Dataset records

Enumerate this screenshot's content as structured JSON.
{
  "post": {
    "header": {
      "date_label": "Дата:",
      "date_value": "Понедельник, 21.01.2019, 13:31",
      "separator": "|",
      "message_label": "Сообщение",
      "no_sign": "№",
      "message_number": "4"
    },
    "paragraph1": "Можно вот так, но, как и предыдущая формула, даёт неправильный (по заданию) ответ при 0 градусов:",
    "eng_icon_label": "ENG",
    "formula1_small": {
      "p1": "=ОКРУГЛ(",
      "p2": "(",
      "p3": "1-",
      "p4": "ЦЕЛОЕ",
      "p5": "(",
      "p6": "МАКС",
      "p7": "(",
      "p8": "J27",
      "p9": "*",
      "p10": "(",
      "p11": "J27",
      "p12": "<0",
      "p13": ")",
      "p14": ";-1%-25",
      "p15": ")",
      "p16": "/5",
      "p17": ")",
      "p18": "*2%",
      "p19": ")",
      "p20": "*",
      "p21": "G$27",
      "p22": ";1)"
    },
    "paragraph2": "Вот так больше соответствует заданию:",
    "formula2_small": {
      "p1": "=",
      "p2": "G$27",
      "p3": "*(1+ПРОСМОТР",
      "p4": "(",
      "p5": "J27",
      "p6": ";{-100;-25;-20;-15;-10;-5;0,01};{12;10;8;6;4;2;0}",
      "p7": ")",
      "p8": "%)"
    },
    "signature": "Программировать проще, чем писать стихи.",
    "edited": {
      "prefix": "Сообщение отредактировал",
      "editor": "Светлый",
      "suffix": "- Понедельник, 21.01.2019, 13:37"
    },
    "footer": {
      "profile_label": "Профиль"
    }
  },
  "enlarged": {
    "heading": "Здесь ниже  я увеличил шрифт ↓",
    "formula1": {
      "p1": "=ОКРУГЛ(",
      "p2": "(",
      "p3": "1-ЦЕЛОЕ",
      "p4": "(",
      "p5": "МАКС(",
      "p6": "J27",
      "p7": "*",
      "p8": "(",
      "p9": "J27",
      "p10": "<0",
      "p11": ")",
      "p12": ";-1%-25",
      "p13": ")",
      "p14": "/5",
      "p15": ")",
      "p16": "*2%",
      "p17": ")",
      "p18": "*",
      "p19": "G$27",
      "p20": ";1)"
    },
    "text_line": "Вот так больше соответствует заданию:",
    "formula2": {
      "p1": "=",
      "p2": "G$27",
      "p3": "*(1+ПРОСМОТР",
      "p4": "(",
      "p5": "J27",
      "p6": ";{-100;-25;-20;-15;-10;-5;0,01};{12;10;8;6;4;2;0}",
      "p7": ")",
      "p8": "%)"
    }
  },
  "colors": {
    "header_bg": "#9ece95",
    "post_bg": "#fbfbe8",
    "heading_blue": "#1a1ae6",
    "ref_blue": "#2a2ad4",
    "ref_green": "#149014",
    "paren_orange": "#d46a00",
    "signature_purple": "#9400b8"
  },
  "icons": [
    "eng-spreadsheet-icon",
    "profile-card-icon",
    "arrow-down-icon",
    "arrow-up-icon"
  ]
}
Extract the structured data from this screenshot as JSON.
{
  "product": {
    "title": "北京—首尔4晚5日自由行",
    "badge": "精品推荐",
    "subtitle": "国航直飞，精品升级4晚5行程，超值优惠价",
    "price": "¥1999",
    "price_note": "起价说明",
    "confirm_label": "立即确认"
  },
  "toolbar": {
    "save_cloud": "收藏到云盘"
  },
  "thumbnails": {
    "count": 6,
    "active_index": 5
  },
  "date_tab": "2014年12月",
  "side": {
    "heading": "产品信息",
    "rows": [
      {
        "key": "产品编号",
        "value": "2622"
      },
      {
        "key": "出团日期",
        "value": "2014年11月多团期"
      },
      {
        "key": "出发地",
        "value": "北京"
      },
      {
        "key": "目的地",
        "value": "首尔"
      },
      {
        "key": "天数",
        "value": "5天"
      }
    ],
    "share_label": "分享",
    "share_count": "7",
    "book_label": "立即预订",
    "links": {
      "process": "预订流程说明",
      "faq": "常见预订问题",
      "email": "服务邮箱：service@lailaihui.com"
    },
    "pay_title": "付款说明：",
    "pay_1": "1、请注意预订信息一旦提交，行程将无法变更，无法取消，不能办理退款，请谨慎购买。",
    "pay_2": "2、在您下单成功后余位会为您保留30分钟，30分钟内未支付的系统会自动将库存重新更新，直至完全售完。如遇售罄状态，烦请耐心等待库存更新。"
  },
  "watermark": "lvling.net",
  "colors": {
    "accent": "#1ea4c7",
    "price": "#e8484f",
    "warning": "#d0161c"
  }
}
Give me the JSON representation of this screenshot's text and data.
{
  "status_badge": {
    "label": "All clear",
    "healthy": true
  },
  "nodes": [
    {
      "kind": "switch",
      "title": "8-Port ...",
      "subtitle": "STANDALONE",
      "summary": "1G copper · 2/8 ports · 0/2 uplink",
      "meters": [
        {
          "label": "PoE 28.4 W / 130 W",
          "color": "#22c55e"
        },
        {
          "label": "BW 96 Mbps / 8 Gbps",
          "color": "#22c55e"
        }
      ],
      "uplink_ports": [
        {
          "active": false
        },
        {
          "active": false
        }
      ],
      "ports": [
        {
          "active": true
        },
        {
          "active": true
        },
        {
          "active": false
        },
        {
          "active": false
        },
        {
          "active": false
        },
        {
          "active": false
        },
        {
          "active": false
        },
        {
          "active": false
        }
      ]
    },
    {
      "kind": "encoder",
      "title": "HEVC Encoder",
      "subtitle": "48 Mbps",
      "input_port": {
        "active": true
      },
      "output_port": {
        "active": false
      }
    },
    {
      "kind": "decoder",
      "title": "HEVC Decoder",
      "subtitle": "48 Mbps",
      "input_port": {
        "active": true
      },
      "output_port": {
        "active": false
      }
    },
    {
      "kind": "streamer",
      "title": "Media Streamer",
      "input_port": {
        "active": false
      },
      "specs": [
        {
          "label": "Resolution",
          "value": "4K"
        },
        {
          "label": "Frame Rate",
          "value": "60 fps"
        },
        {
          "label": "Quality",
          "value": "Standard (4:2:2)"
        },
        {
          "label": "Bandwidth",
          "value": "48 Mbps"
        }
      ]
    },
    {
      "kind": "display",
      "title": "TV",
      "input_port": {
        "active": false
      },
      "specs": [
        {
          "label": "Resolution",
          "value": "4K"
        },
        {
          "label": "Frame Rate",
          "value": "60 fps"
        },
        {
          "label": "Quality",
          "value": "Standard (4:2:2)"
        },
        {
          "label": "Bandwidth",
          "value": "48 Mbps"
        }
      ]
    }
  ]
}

## WORK REQUIRED
Every entry should be printed again exactly as written.

## OUTPUT FOR THIS EXERCISE
Enumerate this screenshot's content as structured JSON.
{
  "post": {
    "header": {
      "date_label": "Дата:",
      "date_value": "Понедельник, 21.01.2019, 13:31",
      "separator": "|",
      "message_label": "Сообщение",
      "no_sign": "№",
      "message_number": "4"
    },
    "paragraph1": "Можно вот так, но, как и предыдущая формула, даёт неправильный (по заданию) ответ при 0 градусов:",
    "eng_icon_label": "ENG",
    "formula1_small": {
      "p1": "=ОКРУГЛ(",
      "p2": "(",
      "p3": "1-",
      "p4": "ЦЕЛОЕ",
      "p5": "(",
      "p6": "МАКС",
      "p7": "(",
      "p8": "J27",
      "p9": "*",
      "p10": "(",
      "p11": "J27",
      "p12": "<0",
      "p13": ")",
      "p14": ";-1%-25",
      "p15": ")",
      "p16": "/5",
      "p17": ")",
      "p18": "*2%",
      "p19": ")",
      "p20": "*",
      "p21": "G$27",
      "p22": ";1)"
    },
    "paragraph2": "Вот так больше соответствует заданию:",
    "formula2_small": {
      "p1": "=",
      "p2": "G$27",
      "p3": "*(1+ПРОСМОТР",
      "p4": "(",
      "p5": "J27",
      "p6": ";{-100;-25;-20;-15;-10;-5;0,01};{12;10;8;6;4;2;0}",
      "p7": ")",
      "p8": "%)"
    },
    "signature": "Программировать проще, чем писать стихи.",
    "edited": {
      "prefix": "Сообщение отредактировал",
      "editor": "Светлый",
      "suffix": "- Понедельник, 21.01.2019, 13:37"
    },
    "footer": {
      "profile_label": "Профиль"
    }
  },
  "enlarged": {
    "heading": "Здесь ниже  я увеличил шрифт ↓",
    "formula1": {
      "p1": "=ОКРУГЛ(",
      "p2": "(",
      "p3": "1-ЦЕЛОЕ",
      "p4": "(",
      "p5": "МАКС(",
      "p6": "J27",
      "p7": "*",
      "p8": "(",
      "p9": "J27",
      "p10": "<0",
      "p11": ")",
      "p12": ";-1%-25",
      "p13": ")",
      "p14": "/5",
      "p15": ")",
      "p16": "*2%",
      "p17": ")",
      "p18": "*",
      "p19": "G$27",
      "p20": ";1)"
    },
    "text_line": "Вот так больше соответствует заданию:",
    "formula2": {
      "p1": "=",
      "p2": "G$27",
      "p3": "*(1+ПРОСМОТР",
      "p4": "(",
      "p5": "J27",
      "p6": ";{-100;-25;-20;-15;-10;-5;0,01};{12;10;8;6;4;2;0}",
      "p7": ")",
      "p8": "%)"
    }
  },
  "colors": {
    "header_bg": "#9ece95",
    "post_bg": "#fbfbe8",
    "heading_blue": "#1a1ae6",
    "ref_blue": "#2a2ad4",
    "ref_green": "#149014",
    "paren_orange": "#d46a00",
    "signature_purple": "#9400b8"
  },
  "icons": [
    "eng-spreadsheet-icon",
    "profile-card-icon",
    "arrow-down-icon",
    "arrow-up-icon"
  ]
}
Extract the structured data from this screenshot as JSON.
{
  "product": {
    "title": "北京—首尔4晚5日自由行",
    "badge": "精品推荐",
    "subtitle": "国航直飞，精品升级4晚5行程，超值优惠价",
    "price": "¥1999",
    "price_note": "起价说明",
    "confirm_label": "立即确认"
  },
  "toolbar": {
    "save_cloud": "收藏到云盘"
  },
  "thumbnails": {
    "count": 6,
    "active_index": 5
  },
  "date_tab": "2014年12月",
  "side": {
    "heading": "产品信息",
    "rows": [
      {
        "key": "产品编号",
        "value": "2622"
      },
      {
        "key": "出团日期",
        "value": "2014年11月多团期"
      },
      {
        "key": "出发地",
        "value": "北京"
      },
      {
        "key": "目的地",
        "value": "首尔"
      },
      {
        "key": "天数",
        "value": "5天"
      }
    ],
    "share_label": "分享",
    "share_count": "7",
    "book_label": "立即预订",
    "links": {
      "process": "预订流程说明",
      "faq": "常见预订问题",
      "email": "服务邮箱：service@lailaihui.com"
    },
    "pay_title": "付款说明：",
    "pay_1": "1、请注意预订信息一旦提交，行程将无法变更，无法取消，不能办理退款，请谨慎购买。",
    "pay_2": "2、在您下单成功后余位会为您保留30分钟，30分钟内未支付的系统会自动将库存重新更新，直至完全售完。如遇售罄状态，烦请耐心等待库存更新。"
  },
  "watermark": "lvling.net",
  "colors": {
    "accent": "#1ea4c7",
    "price": "#e8484f",
    "warning": "#d0161c"
  }
}
Give me the JSON representation of this screenshot's text and data.
{
  "status_badge": {
    "label": "All clear",
    "healthy": true
  },
  "nodes": [
    {
      "kind": "switch",
      "title": "8-Port ...",
      "subtitle": "STANDALONE",
      "summary": "1G copper · 2/8 ports · 0/2 uplink",
      "meters": [
        {
          "label": "PoE 28.4 W / 130 W",
          "color": "#22c55e"
        },
        {
          "label": "BW 96 Mbps / 8 Gbps",
          "color": "#22c55e"
        }
      ],
      "uplink_ports": [
        {
          "active": false
        },
        {
          "active": false
        }
      ],
      "ports": [
        {
          "active": true
        },
        {
          "active": true
        },
        {
          "active": false
        },
        {
          "active": false
        },
        {
          "active": false
        },
        {
          "active": false
        },
        {
          "active": false
        },
        {
          "active": false
        }
      ]
    },
    {
      "kind": "encoder",
      "title": "HEVC Encoder",
      "subtitle": "48 Mbps",
      "input_port": {
        "active": true
      },
      "output_port": {
        "active": false
      }
    },
    {
      "kind": "decoder",
      "title": "HEVC Decoder",
      "subtitle": "48 Mbps",
      "input_port": {
        "active": true
      },
      "output_port": {
        "active": false
      }
    },
    {
      "kind": "streamer",
      "title": "Media Streamer",
      "input_port": {
        "active": false
      },
      "specs": [
        {
          "label": "Resolution",
          "value": "4K"
        },
        {
          "label": "Frame Rate",
          "value": "60 fps"
        },
        {
          "label": "Quality",
          "value": "Standard (4:2:2)"
        },
        {
          "label": "Bandwidth",
          "value": "48 Mbps"
        }
      ]
    },
    {
      "kind": "display",
      "title": "TV",
      "input_port": {
        "active": false
      },
      "specs": [
        {
          "label": "Resolution",
          "value": "4K"
        },
        {
          "label": "Frame Rate",
          "value": "60 fps"
        },
        {
          "label": "Quality",
          "value": "Standard (4:2:2)"
        },
        {
          "label": "Bandwidth",
          "value": "48 Mbps"
        }
      ]
    }
  ]
}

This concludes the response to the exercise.